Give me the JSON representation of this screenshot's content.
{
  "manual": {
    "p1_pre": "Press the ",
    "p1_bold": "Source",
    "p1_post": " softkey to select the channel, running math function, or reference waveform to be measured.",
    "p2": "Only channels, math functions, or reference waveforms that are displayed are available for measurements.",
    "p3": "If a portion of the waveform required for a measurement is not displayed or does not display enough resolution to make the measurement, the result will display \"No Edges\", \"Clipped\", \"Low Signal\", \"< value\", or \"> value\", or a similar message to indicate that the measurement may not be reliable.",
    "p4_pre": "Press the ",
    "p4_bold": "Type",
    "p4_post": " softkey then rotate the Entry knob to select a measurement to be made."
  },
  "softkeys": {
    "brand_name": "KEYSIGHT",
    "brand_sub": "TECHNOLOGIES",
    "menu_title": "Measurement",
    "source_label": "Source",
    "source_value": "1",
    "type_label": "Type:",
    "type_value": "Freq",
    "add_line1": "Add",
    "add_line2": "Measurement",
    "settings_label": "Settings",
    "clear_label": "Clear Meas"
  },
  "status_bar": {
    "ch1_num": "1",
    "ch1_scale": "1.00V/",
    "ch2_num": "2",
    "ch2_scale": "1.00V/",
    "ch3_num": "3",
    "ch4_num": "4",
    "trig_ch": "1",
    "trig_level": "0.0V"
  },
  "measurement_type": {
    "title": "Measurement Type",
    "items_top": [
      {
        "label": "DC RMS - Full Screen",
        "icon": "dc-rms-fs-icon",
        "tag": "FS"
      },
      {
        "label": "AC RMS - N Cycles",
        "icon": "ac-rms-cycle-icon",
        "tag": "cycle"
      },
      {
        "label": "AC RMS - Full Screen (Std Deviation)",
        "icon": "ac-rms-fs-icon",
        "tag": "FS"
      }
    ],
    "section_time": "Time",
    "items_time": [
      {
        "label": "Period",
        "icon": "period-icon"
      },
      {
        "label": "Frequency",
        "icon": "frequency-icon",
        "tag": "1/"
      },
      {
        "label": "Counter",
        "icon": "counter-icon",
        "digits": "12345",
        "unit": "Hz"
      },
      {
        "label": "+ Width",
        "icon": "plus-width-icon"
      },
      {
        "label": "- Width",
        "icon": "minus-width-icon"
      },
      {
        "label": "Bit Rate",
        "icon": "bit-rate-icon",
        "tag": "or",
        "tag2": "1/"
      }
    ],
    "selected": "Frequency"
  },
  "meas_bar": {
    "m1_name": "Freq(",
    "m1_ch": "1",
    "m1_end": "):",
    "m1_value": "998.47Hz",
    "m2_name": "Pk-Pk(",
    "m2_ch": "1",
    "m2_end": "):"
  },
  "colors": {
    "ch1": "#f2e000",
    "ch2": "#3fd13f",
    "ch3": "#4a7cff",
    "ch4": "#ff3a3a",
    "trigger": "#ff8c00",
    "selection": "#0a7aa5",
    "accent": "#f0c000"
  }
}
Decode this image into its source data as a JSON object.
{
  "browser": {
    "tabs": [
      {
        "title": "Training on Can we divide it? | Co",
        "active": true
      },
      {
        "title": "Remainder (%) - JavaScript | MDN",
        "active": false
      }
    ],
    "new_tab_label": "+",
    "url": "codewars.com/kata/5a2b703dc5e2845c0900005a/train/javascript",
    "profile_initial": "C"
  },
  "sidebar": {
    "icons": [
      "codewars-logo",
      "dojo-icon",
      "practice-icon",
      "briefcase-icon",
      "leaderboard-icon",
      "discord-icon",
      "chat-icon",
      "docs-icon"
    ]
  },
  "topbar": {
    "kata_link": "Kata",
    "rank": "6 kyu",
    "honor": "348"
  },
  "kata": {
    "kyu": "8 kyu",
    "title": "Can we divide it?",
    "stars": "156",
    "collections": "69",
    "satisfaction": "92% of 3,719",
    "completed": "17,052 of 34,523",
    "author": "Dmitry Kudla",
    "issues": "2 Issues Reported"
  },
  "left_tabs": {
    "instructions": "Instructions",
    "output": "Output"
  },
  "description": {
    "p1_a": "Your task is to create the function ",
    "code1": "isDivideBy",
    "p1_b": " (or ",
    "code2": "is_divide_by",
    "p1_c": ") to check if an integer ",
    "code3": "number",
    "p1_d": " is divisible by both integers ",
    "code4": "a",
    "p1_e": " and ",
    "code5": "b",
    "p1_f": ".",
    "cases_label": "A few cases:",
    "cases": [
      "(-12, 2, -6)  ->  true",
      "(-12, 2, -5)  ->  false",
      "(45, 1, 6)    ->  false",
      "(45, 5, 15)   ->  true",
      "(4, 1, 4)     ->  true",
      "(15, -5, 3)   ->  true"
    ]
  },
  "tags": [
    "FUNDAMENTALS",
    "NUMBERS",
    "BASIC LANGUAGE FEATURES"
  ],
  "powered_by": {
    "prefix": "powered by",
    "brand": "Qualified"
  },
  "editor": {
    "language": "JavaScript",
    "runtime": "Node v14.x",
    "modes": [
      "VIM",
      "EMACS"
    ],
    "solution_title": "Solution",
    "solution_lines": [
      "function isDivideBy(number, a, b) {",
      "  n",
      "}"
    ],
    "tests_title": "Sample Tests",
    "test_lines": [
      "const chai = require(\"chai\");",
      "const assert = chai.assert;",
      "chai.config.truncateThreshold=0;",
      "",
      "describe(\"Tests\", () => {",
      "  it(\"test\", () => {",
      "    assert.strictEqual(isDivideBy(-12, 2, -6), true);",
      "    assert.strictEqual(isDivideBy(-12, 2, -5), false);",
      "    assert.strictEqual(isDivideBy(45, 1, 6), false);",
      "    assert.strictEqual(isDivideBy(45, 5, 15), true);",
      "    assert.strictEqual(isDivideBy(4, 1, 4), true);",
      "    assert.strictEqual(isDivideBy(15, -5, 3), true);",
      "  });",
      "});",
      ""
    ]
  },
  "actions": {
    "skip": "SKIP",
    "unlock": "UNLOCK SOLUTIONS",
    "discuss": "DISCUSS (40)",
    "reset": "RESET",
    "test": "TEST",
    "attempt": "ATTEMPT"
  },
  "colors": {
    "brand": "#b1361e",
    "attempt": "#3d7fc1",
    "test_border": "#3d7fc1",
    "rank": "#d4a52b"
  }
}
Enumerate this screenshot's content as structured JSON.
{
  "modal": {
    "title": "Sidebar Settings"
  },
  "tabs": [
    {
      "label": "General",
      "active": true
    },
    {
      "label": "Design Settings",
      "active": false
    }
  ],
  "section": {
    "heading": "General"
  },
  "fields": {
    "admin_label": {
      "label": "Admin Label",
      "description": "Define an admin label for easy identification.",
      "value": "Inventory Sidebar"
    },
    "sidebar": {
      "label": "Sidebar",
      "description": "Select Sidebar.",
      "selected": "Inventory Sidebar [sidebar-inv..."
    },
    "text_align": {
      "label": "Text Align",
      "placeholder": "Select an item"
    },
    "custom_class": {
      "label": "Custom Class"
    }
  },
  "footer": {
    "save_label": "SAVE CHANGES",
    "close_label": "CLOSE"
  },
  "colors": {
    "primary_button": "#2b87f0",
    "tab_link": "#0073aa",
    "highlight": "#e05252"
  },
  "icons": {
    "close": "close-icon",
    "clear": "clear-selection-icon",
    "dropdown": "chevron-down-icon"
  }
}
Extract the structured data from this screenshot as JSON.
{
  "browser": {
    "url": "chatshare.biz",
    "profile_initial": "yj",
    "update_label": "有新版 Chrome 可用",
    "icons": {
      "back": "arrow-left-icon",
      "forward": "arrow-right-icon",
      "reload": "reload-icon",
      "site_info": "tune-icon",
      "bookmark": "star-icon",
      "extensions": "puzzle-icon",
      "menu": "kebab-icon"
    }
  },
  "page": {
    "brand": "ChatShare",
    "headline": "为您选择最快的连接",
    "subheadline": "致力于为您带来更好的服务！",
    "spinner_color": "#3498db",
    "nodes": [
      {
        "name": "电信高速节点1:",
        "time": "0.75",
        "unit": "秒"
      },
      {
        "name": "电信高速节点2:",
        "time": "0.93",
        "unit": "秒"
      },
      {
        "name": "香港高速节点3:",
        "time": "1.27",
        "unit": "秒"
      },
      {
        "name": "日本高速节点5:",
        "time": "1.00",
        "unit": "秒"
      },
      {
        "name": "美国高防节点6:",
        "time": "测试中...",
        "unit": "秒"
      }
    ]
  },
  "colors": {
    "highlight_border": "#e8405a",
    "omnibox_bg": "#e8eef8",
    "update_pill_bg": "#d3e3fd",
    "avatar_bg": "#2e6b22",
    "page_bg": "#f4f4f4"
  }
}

- [WHAT TO PRODUCE]:
Look through the entries above; copy each line where the string "true" appears.

- [THE RESPONSE]:
        "active": true
      "(-12, 2, -6)  ->  true",
      "(45, 5, 15)   ->  true",
      "(4, 1, 4)     ->  true",
      "(15, -5, 3)   ->  true"
      "    assert.strictEqual(isDivideBy(-12, 2, -6), true);",
      "    assert.strictEqual(isDivideBy(45, 5, 15), true);",
      "    assert.strictEqual(isDivideBy(4, 1, 4), true);",
      "    assert.strictEqual(isDivideBy(15, -5, 3), true);",
      "active": true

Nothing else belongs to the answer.